■ GOAL ■
Select every line containing the word "SIRI" from the material, and copy those lines.
## START EXERCISE DATA
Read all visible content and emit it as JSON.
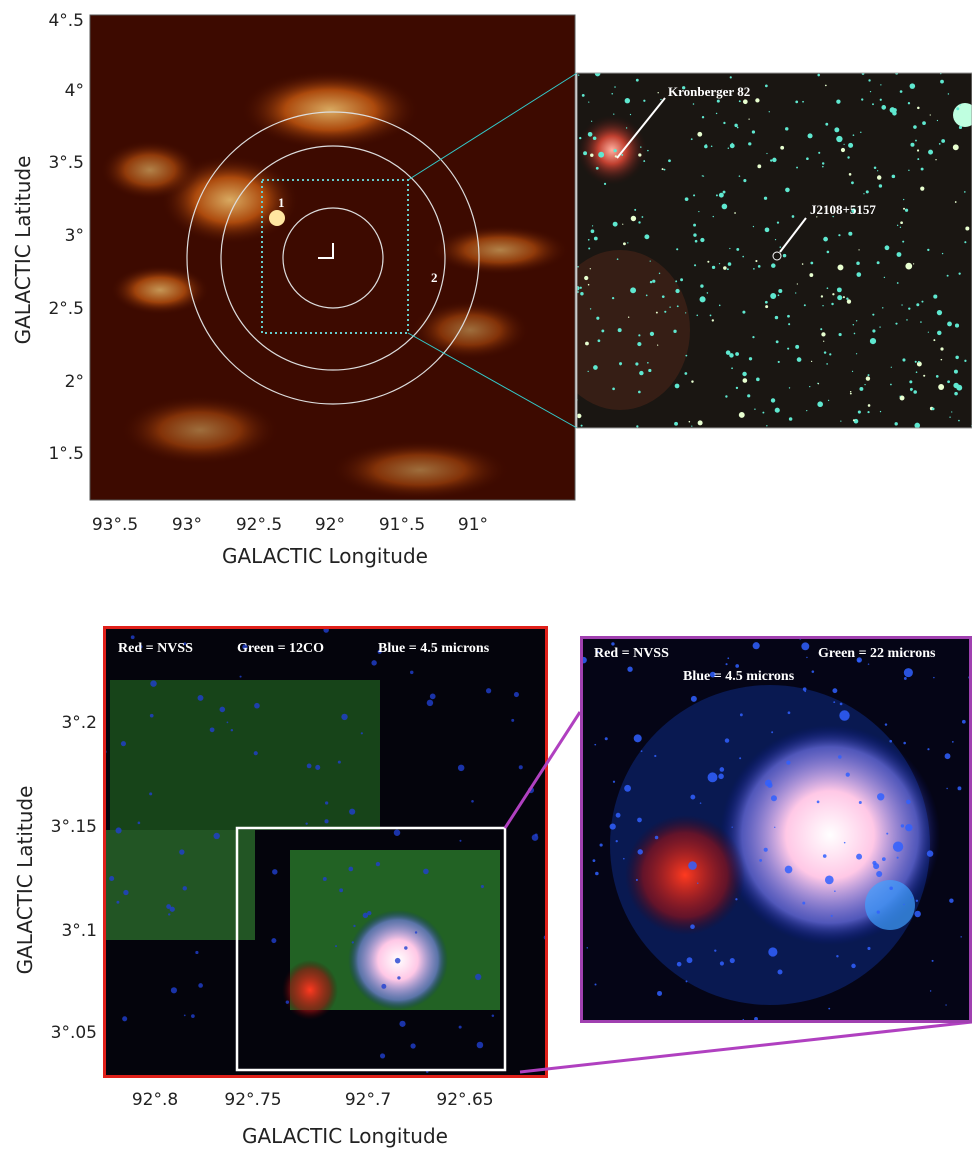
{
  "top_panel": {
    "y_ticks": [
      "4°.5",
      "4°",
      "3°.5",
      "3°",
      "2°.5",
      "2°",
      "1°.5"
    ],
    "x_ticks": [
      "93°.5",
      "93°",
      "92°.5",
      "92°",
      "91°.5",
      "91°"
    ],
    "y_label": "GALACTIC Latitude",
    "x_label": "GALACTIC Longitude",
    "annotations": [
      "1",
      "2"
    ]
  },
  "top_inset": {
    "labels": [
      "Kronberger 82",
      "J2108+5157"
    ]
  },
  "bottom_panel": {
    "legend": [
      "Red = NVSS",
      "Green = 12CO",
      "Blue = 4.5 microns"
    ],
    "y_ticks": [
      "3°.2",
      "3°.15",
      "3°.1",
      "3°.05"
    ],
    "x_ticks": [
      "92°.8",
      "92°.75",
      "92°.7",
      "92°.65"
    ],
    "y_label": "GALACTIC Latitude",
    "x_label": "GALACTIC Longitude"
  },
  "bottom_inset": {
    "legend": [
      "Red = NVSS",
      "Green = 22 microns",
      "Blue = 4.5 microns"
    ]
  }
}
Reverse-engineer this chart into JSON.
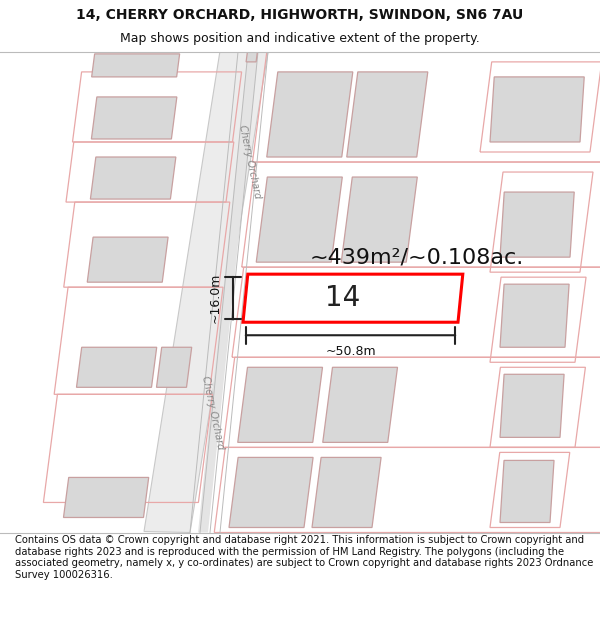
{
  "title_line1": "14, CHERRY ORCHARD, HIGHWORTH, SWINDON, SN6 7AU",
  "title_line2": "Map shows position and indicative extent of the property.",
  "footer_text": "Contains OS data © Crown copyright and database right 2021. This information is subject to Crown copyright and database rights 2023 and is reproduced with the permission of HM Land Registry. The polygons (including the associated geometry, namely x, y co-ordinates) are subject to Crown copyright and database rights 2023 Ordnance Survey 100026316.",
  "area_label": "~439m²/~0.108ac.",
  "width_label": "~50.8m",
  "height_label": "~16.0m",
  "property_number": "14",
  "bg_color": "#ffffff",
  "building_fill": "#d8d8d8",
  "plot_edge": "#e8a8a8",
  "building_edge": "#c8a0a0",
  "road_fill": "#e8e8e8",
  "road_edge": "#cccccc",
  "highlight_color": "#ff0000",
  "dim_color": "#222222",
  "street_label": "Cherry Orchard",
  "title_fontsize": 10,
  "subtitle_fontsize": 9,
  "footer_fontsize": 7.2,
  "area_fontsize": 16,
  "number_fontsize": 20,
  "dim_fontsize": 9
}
## END EXERCISE DATA
## START EXERCISE DATA
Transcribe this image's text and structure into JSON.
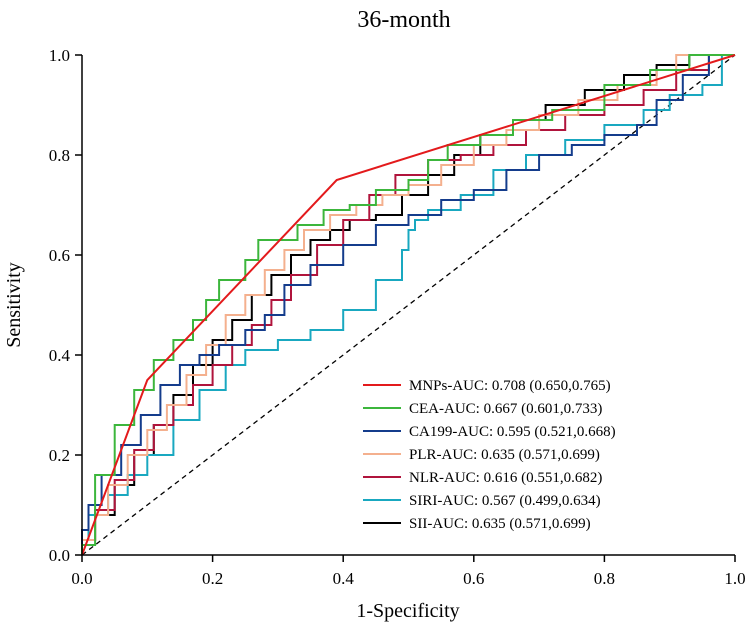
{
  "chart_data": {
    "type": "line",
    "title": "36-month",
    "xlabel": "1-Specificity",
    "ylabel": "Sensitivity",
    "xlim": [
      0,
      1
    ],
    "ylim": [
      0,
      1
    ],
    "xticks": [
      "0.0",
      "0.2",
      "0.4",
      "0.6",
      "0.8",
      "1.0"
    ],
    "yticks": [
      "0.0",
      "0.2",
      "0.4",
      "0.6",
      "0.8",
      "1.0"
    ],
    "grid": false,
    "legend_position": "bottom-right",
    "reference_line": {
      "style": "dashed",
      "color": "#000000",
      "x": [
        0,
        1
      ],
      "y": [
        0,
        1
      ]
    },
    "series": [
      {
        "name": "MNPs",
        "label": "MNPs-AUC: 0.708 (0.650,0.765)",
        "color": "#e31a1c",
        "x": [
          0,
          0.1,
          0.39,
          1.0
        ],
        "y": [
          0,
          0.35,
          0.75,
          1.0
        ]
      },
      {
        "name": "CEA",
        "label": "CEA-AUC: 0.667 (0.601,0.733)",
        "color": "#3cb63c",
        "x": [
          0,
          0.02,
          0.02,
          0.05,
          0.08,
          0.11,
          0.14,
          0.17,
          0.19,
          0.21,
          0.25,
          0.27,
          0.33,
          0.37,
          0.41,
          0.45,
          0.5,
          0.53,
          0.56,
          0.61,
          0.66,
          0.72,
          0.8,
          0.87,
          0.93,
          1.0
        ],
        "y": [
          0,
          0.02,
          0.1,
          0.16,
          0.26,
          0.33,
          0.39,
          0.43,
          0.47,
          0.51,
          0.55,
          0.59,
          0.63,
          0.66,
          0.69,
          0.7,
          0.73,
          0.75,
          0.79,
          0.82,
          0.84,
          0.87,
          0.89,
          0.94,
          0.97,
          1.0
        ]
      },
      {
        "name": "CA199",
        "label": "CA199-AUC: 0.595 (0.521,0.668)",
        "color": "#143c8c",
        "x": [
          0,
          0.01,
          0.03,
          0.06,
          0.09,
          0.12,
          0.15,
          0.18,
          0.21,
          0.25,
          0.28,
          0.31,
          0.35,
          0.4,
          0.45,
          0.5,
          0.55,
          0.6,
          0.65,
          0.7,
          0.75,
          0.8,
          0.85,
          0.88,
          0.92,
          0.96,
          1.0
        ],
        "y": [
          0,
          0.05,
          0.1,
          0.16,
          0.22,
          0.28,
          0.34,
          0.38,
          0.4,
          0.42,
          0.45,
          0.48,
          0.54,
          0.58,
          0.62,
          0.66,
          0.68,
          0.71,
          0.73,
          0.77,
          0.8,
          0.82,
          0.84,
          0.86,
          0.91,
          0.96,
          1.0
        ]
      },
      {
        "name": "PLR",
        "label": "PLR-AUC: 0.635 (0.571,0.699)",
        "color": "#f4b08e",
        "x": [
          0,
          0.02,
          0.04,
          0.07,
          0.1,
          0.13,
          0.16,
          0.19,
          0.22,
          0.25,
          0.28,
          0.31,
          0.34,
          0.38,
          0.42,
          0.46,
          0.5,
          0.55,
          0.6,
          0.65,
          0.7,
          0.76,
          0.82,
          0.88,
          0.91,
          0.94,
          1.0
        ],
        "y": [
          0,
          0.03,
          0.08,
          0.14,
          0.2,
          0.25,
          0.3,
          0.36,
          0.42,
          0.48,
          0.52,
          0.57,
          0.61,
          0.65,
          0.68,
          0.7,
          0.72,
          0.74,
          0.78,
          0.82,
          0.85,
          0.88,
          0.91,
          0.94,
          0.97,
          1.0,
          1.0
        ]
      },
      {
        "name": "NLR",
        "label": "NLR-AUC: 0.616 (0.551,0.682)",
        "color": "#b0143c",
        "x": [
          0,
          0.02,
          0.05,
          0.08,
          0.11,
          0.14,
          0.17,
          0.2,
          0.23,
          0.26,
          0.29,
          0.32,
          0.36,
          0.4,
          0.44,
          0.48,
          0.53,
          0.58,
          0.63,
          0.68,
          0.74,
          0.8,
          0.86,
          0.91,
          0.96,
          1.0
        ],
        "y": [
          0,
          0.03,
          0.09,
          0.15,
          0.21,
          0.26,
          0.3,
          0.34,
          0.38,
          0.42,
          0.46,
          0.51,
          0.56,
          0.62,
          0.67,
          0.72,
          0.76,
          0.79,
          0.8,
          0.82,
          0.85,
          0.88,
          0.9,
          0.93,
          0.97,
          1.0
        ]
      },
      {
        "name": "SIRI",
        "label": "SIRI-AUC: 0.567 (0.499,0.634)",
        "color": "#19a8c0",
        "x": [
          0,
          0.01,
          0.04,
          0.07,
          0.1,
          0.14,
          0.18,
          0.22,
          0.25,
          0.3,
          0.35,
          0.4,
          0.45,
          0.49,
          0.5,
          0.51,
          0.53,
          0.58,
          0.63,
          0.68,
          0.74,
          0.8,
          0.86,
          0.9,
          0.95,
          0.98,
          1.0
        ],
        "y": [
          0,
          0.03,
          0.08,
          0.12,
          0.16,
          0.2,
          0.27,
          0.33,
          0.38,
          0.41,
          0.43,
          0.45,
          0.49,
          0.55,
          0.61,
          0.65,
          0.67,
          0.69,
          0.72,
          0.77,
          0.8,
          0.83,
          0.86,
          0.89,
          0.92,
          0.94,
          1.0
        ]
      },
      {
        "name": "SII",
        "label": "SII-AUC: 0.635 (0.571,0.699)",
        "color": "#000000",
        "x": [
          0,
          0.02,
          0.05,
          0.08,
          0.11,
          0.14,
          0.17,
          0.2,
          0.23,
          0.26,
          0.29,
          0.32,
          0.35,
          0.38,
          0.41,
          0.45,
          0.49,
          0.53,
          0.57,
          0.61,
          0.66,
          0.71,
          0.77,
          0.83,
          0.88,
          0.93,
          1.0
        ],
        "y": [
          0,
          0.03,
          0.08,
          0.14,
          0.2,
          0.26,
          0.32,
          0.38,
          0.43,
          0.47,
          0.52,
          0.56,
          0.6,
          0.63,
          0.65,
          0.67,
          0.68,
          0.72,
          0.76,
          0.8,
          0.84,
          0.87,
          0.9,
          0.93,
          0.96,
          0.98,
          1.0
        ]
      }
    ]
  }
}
## END EXERCISE DATA
■ EXERCISE RESULT ■
        "name": "SIRI",
        "label": "SIRI-AUC: 0.567 (0.499,0.634)",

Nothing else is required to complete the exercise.